Your instructions → Copy each line of the entries that contains the word "prices".

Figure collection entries
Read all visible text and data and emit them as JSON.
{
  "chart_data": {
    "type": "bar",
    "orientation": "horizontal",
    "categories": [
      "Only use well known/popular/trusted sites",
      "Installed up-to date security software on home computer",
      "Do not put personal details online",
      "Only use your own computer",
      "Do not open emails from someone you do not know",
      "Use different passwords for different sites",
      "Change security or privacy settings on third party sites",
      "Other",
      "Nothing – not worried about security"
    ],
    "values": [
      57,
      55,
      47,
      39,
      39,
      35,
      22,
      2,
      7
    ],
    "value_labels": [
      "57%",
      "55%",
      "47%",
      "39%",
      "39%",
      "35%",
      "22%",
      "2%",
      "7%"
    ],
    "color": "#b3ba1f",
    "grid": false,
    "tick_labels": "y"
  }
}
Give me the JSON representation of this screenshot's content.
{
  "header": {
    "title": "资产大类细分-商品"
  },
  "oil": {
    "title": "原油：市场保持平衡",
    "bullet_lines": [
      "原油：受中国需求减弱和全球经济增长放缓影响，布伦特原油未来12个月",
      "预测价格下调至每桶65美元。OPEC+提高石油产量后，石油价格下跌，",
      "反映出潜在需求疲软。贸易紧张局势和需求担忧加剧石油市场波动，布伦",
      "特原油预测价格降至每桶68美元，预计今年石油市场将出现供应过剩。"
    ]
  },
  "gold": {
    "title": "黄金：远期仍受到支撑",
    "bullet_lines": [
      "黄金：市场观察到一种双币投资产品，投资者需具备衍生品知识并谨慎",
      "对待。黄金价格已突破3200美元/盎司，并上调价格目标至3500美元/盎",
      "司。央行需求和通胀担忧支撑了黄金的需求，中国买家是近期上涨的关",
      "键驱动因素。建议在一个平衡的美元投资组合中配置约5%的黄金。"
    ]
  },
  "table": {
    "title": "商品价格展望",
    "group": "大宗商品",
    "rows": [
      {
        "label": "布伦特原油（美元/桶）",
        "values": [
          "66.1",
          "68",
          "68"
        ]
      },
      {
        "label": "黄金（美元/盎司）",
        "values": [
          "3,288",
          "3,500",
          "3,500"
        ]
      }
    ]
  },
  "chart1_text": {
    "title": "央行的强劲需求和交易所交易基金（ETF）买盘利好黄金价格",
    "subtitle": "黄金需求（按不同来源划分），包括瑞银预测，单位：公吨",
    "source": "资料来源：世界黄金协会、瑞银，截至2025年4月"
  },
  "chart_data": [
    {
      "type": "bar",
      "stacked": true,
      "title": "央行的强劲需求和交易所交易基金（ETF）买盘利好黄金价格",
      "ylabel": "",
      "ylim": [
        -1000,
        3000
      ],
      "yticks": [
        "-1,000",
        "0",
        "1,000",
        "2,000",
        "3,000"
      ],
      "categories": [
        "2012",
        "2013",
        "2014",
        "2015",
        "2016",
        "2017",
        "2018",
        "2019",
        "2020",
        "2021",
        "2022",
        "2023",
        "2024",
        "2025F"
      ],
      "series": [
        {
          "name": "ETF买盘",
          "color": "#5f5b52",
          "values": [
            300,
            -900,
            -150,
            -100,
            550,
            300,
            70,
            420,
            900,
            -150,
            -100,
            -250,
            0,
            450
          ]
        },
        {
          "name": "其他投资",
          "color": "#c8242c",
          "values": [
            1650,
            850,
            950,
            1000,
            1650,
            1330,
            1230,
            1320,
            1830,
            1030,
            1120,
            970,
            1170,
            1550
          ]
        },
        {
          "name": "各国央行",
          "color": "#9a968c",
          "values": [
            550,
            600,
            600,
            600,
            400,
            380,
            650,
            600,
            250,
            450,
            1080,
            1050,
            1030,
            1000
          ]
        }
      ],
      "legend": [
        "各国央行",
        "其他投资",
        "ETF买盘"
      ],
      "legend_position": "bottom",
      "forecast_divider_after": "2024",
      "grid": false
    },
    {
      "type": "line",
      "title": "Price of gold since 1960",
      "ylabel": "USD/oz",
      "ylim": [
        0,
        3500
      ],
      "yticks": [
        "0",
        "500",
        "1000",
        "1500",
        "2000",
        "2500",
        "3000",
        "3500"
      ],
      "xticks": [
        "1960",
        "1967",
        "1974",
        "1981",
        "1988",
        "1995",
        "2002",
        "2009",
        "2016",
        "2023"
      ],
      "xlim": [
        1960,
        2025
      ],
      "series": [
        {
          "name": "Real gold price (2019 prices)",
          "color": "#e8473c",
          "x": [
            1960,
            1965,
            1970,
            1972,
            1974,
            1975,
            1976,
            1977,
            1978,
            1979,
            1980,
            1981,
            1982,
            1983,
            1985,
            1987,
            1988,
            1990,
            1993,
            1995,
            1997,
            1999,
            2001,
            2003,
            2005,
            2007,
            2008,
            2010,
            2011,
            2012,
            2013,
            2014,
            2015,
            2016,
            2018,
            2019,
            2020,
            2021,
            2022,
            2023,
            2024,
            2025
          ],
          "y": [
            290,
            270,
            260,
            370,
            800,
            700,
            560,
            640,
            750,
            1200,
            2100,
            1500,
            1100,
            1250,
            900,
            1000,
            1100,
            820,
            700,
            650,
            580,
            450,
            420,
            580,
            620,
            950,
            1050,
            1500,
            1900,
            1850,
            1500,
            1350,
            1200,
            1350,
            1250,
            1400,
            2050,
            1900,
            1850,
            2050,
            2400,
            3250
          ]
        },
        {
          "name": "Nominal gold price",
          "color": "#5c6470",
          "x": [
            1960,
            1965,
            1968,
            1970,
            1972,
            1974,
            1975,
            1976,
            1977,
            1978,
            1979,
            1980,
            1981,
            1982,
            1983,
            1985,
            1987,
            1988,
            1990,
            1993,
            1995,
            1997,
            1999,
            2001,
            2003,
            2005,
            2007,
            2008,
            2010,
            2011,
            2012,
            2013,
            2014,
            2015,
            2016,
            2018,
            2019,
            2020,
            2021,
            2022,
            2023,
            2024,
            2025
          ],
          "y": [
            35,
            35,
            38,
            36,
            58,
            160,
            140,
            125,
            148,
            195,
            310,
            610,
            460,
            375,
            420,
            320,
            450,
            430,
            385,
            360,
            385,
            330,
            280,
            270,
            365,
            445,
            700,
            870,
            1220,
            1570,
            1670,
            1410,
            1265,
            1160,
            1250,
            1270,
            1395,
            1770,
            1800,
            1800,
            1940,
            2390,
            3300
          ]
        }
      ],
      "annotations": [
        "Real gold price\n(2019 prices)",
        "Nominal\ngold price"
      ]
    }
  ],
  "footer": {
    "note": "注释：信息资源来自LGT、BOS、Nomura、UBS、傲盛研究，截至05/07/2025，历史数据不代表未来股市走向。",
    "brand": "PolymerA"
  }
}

Solution for this problem →
          "name": "Real gold price (2019 prices)",
        "Real gold price\n(2019 prices)",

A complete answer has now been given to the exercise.